**Short task A:** Repeat the part of the article on Francois Steyn from "For Steyn, too, trying" up to and including "two to four.", word for word.

::::::

Boks on Tour

Is Steyn damaging his career?

2010-12-02 08:38
Francois Steyn (Gallo)
Comment: Rob Houwing, Sport24 chief writer

Cape Town – Now back in the less glamorous surrounds of his French club, the once wunderkind Francois Steyn will be left to reflect on a funny old November with the Springboks.

The latest, failed crack at the Grand Slam was an odd one for the team as whole, in that they blew it against Scotland, the side they were tipped to most comfortably see off, while leaping supposedly more perilous hurdles like Ireland and England.

For Steyn, too, trying to sum up his contribution to the end-of-year cause is an exercise tangled in uncertainty, and some pros to accompany cons.

Give this utility back par excellence some well-merited credit, first up: with South Africa stripped for the entire tour of a battery of injured midfield customers, he appeared to step pretty willingly into the unfamiliar berth – even for him – of outside centre from the Wales game onward.

At least the Boks had the seasoned and proven Jean de Villiers on hand to pull the No 12 strings, but they had a real problem a tad wider on the park – Zane Kirchner briefly plugged the hole in Dublin until Steyn became available -- and the former Sharks favourite took up the challenge from games two to four.

It would be cruel to say in a clear-cut manner that Steyn “failed”. After all, he used his known physicality to telling effect defensively, sometimes flinging foes crudely and forcefully to the deck – Shane Williams will testify to that – while within the bounds of the laws.

With a bit of luck the Springbok brains trust always knew beforehand, and ought to be even more convinced now, that outside centre is no permanent home for the strong-willed Racing Metro man, 23.

It is normally reserved for a more slippery footballer with trickery in his toes and a sharp turn of speed from the blocks: the sort of player who can be “put away” through a gap with the help of deft creative work from his midfield partner of perhaps even a skip pass from further away.

Through no special fault of his own, the stout Steyn is just not equipped in this manner, and it should have been clearly apparent. He was a stop-gap measure; it was good of him to be a relative fish out of water at a time of need.

::::::

**Short task B:** Reproduce the rows verbatim, from the first line of the rows up to and including the line with "- PL trace @ 1.203 eV (QW): [113, 294, 119, 299]".

::::::

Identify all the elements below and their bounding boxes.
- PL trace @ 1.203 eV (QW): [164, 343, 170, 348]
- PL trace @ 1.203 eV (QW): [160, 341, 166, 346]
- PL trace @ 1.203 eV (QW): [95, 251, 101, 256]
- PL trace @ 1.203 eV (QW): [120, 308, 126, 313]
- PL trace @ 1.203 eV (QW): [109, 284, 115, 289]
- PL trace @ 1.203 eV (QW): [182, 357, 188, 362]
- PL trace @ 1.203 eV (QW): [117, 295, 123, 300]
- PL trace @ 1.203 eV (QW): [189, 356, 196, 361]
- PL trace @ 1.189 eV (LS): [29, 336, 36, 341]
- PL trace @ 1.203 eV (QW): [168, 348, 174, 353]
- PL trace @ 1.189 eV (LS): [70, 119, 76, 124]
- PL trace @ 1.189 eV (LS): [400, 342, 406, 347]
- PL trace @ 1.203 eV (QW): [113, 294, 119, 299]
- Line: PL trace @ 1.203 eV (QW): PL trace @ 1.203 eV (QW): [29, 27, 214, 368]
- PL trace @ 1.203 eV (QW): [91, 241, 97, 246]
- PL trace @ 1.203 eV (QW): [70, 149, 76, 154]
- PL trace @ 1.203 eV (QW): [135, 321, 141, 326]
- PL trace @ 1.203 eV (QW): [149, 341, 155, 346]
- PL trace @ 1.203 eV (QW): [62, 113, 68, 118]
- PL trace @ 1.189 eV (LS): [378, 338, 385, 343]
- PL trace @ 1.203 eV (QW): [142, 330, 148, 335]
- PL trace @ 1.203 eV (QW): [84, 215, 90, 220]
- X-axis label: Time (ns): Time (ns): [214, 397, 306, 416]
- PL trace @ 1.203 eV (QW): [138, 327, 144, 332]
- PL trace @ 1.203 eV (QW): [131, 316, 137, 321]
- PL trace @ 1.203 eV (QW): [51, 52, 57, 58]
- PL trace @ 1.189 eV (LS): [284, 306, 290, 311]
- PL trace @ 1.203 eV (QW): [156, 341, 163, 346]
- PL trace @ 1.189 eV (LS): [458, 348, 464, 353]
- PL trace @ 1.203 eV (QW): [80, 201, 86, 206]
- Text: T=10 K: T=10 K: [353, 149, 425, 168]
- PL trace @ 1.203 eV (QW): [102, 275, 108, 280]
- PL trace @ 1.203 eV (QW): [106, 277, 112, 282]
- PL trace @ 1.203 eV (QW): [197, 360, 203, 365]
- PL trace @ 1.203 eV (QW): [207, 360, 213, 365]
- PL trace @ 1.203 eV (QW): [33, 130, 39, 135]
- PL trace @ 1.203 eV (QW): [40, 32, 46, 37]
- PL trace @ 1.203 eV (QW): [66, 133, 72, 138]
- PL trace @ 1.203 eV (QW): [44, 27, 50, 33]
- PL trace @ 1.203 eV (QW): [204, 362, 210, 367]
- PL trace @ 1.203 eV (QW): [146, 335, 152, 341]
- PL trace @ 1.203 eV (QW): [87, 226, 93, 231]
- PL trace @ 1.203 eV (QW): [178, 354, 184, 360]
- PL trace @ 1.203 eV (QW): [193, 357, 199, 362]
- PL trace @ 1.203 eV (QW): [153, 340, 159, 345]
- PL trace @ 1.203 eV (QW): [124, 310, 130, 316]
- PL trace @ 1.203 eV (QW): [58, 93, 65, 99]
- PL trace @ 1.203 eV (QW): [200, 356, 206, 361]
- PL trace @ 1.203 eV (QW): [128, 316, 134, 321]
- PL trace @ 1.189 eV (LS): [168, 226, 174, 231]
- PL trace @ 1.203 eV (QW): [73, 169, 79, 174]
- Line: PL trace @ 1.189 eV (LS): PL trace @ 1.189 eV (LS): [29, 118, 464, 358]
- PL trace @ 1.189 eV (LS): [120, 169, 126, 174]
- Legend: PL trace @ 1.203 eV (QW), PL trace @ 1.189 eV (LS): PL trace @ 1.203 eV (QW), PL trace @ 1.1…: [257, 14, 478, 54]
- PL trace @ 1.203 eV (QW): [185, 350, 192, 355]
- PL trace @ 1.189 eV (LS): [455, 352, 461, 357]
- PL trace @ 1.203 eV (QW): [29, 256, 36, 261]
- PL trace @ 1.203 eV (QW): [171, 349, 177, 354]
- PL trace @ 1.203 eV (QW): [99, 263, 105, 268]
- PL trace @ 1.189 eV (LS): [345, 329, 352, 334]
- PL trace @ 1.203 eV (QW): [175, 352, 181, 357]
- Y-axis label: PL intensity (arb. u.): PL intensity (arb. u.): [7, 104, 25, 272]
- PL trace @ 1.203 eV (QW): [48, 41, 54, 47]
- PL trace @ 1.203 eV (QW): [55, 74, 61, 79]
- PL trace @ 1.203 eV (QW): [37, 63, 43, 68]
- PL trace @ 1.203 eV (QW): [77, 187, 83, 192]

::::::

**Worked solution A:**
For Steyn, too, trying to sum up his contribution to the end-of-year cause is an exercise tangled in uncertainty, and some pros to accompany cons.

Give this utility back par excellence some well-merited credit, first up: with South Africa stripped for the entire tour of a battery of injured midfield customers, he appeared to step pretty willingly into the unfamiliar berth – even for him – of outside centre from the Wales game onward.

At least the Boks had the seasoned and proven Jean de Villiers on hand to pull the No 12 strings, but they had a real problem a tad wider on the park – Zane Kirchner briefly plugged the hole in Dublin until Steyn became available -- and the former Sharks favourite took up the challenge from games two to four.

**Worked solution B:**
Identify all the elements below and their bounding boxes.
- PL trace @ 1.203 eV (QW): [164, 343, 170, 348]
- PL trace @ 1.203 eV (QW): [160, 341, 166, 346]
- PL trace @ 1.203 eV (QW): [95, 251, 101, 256]
- PL trace @ 1.203 eV (QW): [120, 308, 126, 313]
- PL trace @ 1.203 eV (QW): [109, 284, 115, 289]
- PL trace @ 1.203 eV (QW): [182, 357, 188, 362]
- PL trace @ 1.203 eV (QW): [117, 295, 123, 300]
- PL trace @ 1.203 eV (QW): [189, 356, 196, 361]
- PL trace @ 1.189 eV (LS): [29, 336, 36, 341]
- PL trace @ 1.203 eV (QW): [168, 348, 174, 353]
- PL trace @ 1.189 eV (LS): [70, 119, 76, 124]
- PL trace @ 1.189 eV (LS): [400, 342, 406, 347]
- PL trace @ 1.203 eV (QW): [113, 294, 119, 299]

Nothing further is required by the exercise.